Directions: Set out each line from the following listing that includes the word "darin".

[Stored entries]
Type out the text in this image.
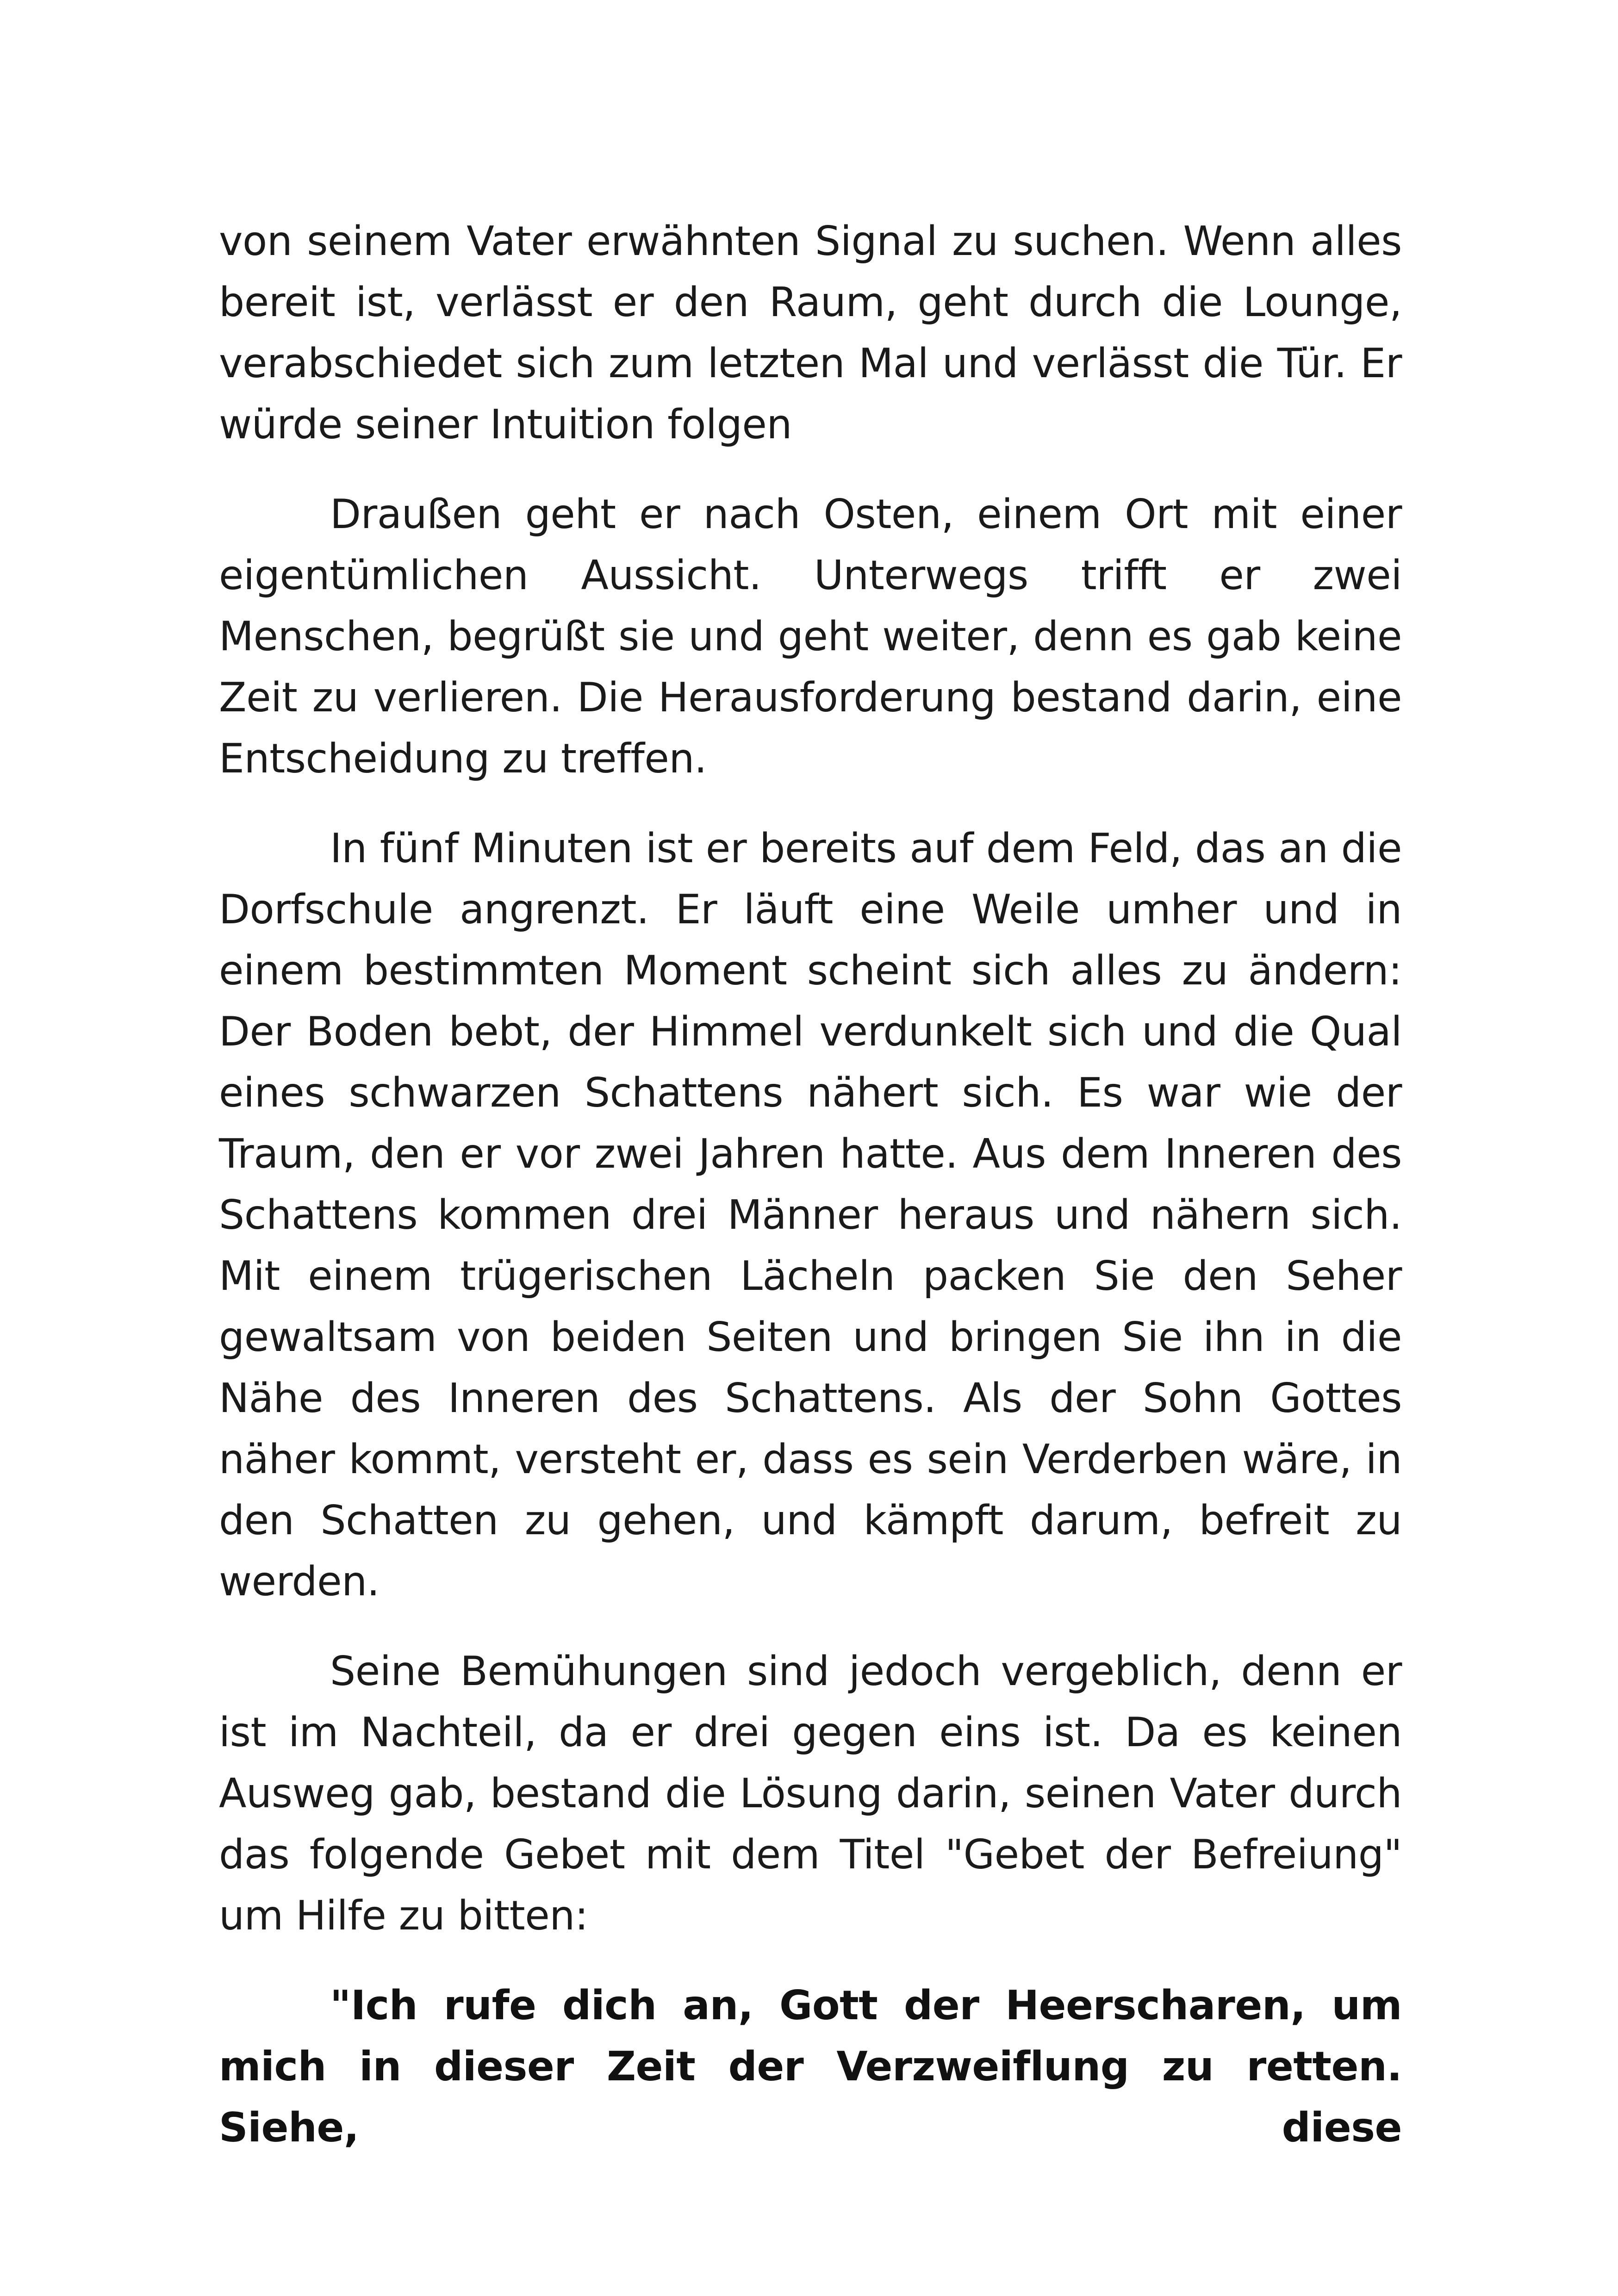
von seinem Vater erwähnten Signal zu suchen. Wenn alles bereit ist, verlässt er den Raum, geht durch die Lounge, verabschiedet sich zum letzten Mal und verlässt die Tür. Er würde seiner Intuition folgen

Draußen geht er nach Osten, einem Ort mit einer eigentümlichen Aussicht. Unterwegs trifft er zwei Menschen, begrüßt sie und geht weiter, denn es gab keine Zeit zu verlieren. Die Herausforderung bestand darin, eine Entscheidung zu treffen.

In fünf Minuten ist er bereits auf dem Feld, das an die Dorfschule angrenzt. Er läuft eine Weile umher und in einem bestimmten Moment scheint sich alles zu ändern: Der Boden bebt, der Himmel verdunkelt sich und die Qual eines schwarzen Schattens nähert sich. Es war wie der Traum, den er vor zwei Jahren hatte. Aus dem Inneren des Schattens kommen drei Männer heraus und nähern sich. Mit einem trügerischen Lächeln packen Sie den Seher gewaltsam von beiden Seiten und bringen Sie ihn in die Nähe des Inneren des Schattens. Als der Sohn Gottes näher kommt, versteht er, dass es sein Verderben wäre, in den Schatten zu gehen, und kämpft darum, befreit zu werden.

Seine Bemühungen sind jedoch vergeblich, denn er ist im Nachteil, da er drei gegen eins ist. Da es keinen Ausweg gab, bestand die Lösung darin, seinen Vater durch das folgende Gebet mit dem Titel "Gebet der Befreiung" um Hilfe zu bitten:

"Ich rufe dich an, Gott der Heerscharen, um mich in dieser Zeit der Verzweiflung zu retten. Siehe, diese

Final result:
Draußen geht er nach Osten, einem Ort mit einer eigentümlichen Aussicht. Unterwegs trifft er zwei Menschen, begrüßt sie und geht weiter, denn es gab keine Zeit zu verlieren. Die Herausforderung bestand darin, eine Entscheidung zu treffen.
Seine Bemühungen sind jedoch vergeblich, denn er ist im Nachteil, da er drei gegen eins ist. Da es keinen Ausweg gab, bestand die Lösung darin, seinen Vater durch das folgende Gebet mit dem Titel "Gebet der Befreiung" um Hilfe zu bitten:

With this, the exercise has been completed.